● **Raw data**:
=======
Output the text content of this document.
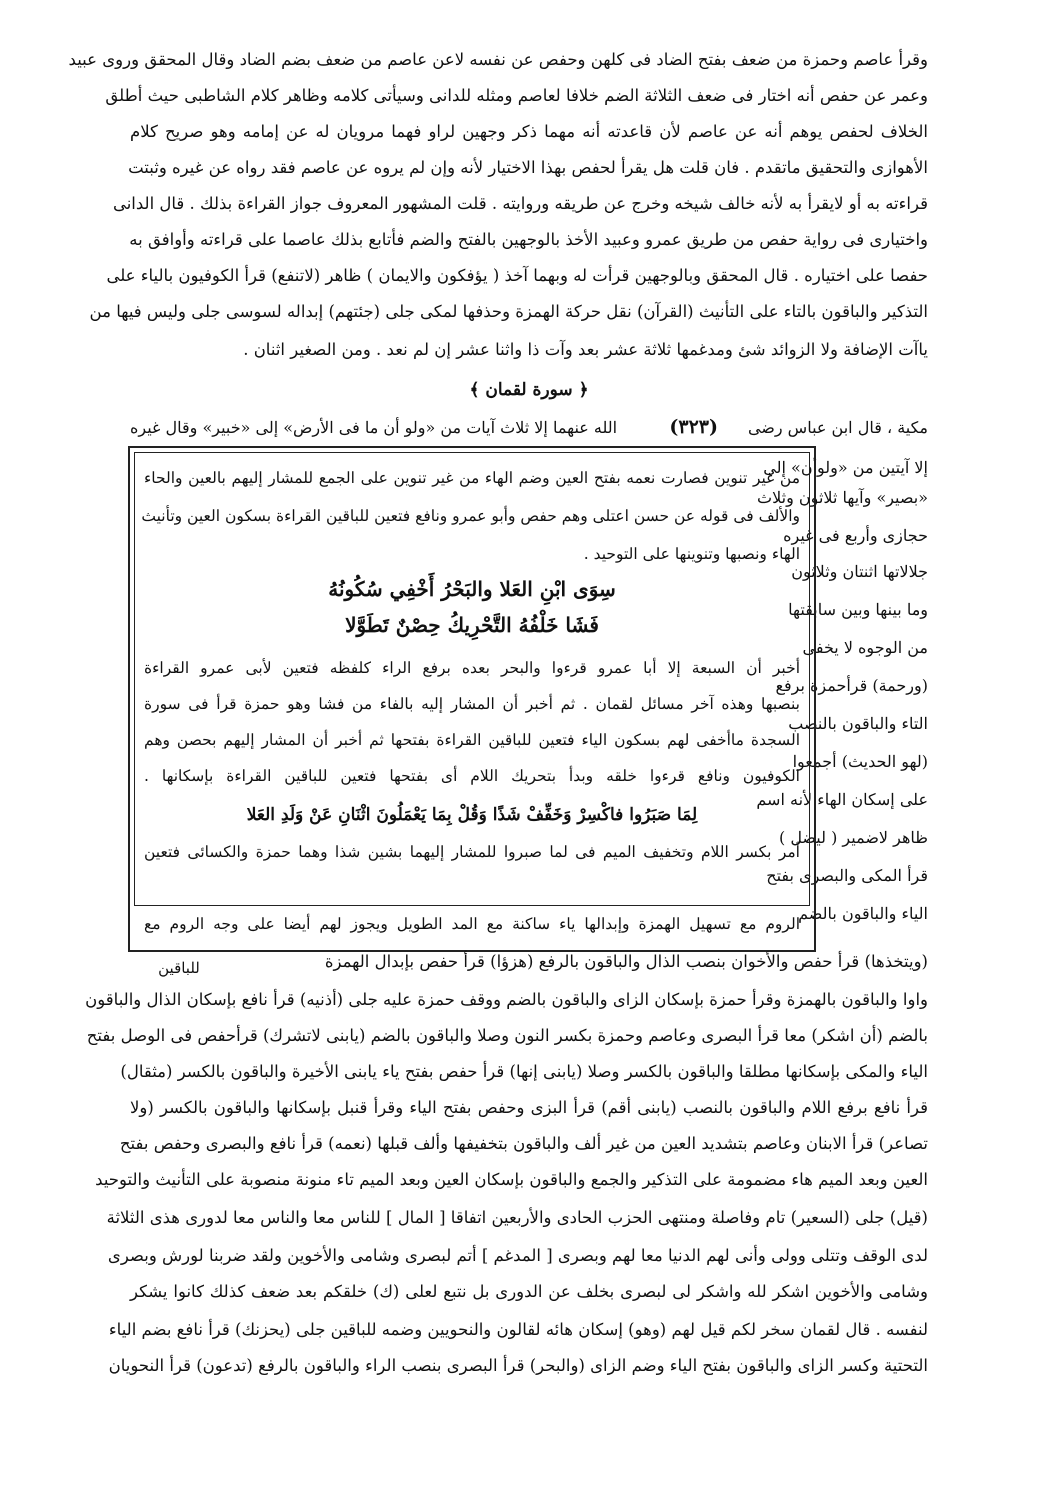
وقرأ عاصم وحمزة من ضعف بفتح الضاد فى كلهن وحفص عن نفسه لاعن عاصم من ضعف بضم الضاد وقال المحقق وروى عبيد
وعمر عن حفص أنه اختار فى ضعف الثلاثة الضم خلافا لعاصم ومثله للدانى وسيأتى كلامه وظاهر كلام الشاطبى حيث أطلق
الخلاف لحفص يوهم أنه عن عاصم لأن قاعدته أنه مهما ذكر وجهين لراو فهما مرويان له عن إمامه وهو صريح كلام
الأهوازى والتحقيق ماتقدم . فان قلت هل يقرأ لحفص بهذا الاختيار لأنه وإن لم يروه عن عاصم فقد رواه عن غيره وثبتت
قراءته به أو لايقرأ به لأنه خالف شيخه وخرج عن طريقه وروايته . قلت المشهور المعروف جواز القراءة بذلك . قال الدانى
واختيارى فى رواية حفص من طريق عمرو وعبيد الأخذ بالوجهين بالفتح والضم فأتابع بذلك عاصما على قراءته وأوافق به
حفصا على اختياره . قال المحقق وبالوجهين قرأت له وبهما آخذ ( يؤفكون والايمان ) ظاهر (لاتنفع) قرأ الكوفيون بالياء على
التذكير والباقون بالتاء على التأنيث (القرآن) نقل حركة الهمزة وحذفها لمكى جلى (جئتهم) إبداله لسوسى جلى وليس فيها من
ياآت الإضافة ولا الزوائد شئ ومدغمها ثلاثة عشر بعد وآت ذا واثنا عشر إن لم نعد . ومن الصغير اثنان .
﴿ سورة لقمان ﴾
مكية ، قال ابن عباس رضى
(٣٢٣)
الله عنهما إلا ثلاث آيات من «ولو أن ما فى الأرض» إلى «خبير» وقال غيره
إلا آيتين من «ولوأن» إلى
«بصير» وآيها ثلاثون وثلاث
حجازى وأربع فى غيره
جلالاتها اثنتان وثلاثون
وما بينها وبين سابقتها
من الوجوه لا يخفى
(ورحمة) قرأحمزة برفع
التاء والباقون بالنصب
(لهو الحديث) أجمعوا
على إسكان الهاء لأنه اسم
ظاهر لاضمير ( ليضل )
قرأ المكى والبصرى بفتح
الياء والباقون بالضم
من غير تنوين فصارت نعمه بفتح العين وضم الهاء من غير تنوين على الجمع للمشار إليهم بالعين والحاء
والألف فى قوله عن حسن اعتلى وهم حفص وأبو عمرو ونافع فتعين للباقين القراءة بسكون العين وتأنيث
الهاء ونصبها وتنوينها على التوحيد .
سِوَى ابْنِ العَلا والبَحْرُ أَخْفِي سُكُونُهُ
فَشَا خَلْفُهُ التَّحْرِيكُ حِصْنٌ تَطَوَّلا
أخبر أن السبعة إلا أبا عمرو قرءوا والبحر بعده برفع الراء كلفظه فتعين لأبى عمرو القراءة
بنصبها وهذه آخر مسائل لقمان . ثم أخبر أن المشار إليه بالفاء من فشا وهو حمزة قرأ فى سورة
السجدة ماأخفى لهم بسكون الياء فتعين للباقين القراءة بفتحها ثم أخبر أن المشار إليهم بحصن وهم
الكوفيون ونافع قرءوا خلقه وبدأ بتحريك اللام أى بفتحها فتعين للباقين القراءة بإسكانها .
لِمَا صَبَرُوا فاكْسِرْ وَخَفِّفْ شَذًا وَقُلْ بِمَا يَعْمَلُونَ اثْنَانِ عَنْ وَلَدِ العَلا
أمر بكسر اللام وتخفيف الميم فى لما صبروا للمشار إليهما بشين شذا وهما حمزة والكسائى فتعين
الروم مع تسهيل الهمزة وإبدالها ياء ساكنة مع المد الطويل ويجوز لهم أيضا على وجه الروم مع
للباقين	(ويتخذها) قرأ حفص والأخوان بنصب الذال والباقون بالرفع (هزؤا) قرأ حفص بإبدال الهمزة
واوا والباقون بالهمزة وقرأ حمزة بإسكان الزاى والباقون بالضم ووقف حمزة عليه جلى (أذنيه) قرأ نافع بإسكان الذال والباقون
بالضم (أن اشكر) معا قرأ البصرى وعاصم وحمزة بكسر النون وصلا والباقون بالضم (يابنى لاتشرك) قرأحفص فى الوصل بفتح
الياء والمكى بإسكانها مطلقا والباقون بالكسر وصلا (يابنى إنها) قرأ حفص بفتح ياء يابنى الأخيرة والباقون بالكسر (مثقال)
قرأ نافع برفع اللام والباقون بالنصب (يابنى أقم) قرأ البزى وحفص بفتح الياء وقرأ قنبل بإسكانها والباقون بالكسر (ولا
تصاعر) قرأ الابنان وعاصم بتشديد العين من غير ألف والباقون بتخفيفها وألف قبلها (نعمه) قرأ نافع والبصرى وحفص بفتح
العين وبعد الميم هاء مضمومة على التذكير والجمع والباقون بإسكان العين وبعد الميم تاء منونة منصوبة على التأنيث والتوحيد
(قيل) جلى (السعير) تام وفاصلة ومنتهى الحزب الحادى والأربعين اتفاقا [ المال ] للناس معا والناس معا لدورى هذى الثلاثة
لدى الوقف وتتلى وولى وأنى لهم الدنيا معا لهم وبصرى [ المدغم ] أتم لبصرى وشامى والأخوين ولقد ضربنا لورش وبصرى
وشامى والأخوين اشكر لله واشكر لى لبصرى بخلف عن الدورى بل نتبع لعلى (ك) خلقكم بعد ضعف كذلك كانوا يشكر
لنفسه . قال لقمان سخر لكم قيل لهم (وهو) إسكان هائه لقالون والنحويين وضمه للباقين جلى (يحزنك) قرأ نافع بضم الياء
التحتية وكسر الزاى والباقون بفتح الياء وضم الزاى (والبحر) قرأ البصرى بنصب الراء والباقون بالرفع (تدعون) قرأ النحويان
=======
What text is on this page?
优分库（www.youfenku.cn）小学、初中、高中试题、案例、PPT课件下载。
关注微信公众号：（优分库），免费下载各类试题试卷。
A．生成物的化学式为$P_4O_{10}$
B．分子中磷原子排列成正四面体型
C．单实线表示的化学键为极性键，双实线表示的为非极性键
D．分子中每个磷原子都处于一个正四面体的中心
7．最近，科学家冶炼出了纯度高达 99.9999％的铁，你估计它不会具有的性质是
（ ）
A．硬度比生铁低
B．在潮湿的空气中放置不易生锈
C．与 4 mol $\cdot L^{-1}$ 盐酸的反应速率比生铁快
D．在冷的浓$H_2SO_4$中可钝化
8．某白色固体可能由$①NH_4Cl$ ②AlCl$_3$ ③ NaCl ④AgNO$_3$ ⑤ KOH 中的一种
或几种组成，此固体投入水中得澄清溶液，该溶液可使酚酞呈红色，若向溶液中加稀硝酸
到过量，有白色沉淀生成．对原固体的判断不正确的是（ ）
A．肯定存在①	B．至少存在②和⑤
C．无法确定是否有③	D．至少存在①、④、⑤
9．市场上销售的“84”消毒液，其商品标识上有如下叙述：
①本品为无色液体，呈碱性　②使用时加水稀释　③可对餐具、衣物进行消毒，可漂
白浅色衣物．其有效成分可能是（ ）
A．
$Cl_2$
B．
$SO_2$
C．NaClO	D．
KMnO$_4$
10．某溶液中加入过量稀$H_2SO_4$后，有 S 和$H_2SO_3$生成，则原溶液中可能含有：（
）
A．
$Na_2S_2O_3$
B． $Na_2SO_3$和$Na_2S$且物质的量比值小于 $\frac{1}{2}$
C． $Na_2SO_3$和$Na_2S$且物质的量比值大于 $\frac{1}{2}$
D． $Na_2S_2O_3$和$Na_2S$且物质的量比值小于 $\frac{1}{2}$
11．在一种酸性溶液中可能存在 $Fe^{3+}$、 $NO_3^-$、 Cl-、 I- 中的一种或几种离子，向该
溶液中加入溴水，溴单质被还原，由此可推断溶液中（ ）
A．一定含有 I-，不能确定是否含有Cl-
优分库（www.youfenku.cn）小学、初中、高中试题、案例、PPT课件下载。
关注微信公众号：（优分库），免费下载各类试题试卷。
=======
● **Problem to solve**: Please list every line of the records that contains "الزاى".

● **Exercise solution**:
واوا والباقون بالهمزة وقرأ حمزة بإسكان الزاى والباقون بالضم ووقف حمزة عليه جلى (أذنيه) قرأ نافع بإسكان الذال والباقون
التحتية وكسر الزاى والباقون بفتح الياء وضم الزاى (والبحر) قرأ البصرى بنصب الراء والباقون بالرفع (تدعون) قرأ النحويان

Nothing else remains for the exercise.